(Dataset records)
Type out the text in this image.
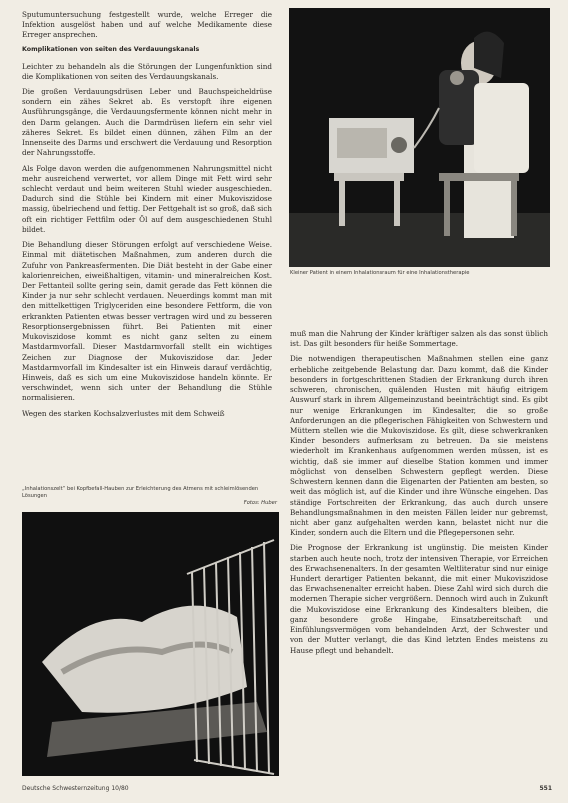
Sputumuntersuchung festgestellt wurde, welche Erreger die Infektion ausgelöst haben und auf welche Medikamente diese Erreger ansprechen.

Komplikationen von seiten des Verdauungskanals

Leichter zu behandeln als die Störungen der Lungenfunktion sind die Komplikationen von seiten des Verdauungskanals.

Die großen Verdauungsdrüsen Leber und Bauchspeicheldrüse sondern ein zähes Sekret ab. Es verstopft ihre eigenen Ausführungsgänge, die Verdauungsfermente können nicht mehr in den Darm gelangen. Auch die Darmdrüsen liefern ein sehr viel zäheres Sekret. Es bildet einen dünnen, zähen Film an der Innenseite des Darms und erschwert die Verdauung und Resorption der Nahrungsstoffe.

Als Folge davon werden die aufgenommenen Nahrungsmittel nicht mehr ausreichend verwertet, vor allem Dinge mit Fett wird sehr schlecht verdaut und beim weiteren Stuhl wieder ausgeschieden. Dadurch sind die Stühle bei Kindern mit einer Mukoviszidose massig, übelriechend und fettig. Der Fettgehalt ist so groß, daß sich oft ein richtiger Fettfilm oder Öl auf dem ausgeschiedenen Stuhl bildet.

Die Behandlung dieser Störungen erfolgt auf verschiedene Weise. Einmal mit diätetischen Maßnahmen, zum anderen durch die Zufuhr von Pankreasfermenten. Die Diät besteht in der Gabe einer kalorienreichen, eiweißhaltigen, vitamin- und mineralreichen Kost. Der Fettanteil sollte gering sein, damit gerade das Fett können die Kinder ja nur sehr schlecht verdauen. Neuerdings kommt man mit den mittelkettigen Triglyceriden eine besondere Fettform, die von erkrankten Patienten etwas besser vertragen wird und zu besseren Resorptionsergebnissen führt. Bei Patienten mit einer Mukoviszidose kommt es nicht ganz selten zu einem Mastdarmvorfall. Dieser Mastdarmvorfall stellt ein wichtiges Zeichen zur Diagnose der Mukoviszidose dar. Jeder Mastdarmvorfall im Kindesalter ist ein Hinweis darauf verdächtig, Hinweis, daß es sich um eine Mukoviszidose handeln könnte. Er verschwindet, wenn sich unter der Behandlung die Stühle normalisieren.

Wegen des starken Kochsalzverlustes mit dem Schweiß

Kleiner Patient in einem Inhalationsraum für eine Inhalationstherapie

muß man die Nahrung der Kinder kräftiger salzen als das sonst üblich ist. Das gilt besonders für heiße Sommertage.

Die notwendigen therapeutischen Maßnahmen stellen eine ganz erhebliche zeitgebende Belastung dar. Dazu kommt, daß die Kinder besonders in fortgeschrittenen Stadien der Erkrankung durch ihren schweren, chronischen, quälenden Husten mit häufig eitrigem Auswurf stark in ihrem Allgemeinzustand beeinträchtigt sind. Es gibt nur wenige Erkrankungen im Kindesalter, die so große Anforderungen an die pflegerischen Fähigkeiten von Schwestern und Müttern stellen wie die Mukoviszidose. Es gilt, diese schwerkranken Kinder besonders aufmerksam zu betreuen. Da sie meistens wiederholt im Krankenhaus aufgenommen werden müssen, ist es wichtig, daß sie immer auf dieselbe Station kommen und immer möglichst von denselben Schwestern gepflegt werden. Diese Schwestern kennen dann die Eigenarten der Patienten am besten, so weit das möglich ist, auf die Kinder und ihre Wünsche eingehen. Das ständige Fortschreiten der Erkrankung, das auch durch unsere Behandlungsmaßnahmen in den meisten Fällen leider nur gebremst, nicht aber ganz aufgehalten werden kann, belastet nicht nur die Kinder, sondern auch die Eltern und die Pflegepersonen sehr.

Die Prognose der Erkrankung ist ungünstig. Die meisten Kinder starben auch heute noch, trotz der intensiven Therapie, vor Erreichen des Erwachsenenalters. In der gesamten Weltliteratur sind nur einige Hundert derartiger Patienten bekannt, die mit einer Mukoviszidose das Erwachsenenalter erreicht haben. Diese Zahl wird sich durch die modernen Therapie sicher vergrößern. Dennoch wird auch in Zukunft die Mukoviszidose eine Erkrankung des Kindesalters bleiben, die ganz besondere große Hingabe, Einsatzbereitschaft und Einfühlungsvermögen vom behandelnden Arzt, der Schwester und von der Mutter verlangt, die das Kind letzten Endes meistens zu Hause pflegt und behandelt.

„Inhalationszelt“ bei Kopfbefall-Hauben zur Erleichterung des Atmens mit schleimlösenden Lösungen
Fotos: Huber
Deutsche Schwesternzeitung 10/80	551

TASK DETAILS =
Some lines in the data above hold the string "Fett". Find and copy each of them.

OUTPUT FOR THIS TASK =
Als Folge davon werden die aufgenommenen Nahrungsmittel nicht mehr ausreichend verwertet, vor allem Dinge mit Fett wird sehr schlecht verdaut und beim weiteren Stuhl wieder ausgeschieden. Dadurch sind die Stühle bei Kindern mit einer Mukoviszidose massig, übelriechend und fettig. Der Fettgehalt ist so groß, daß sich oft ein richtiger Fettfilm oder Öl auf dem ausgeschiedenen Stuhl bildet.
Die Behandlung dieser Störungen erfolgt auf verschiedene Weise. Einmal mit diätetischen Maßnahmen, zum anderen durch die Zufuhr von Pankreasfermenten. Die Diät besteht in der Gabe einer kalorienreichen, eiweißhaltigen, vitamin- und mineralreichen Kost. Der Fettanteil sollte gering sein, damit gerade das Fett können die Kinder ja nur sehr schlecht verdauen. Neuerdings kommt man mit den mittelkettigen Triglyceriden eine besondere Fettform, die von erkrankten Patienten etwas besser vertragen wird und zu besseren Resorptionsergebnissen führt. Bei Patienten mit einer Mukoviszidose kommt es nicht ganz selten zu einem Mastdarmvorfall. Dieser Mastdarmvorfall stellt ein wichtiges Zeichen zur Diagnose der Mukoviszidose dar. Jeder Mastdarmvorfall im Kindesalter ist ein Hinweis darauf verdächtig, Hinweis, daß es sich um eine Mukoviszidose handeln könnte. Er verschwindet, wenn sich unter der Behandlung die Stühle normalisieren.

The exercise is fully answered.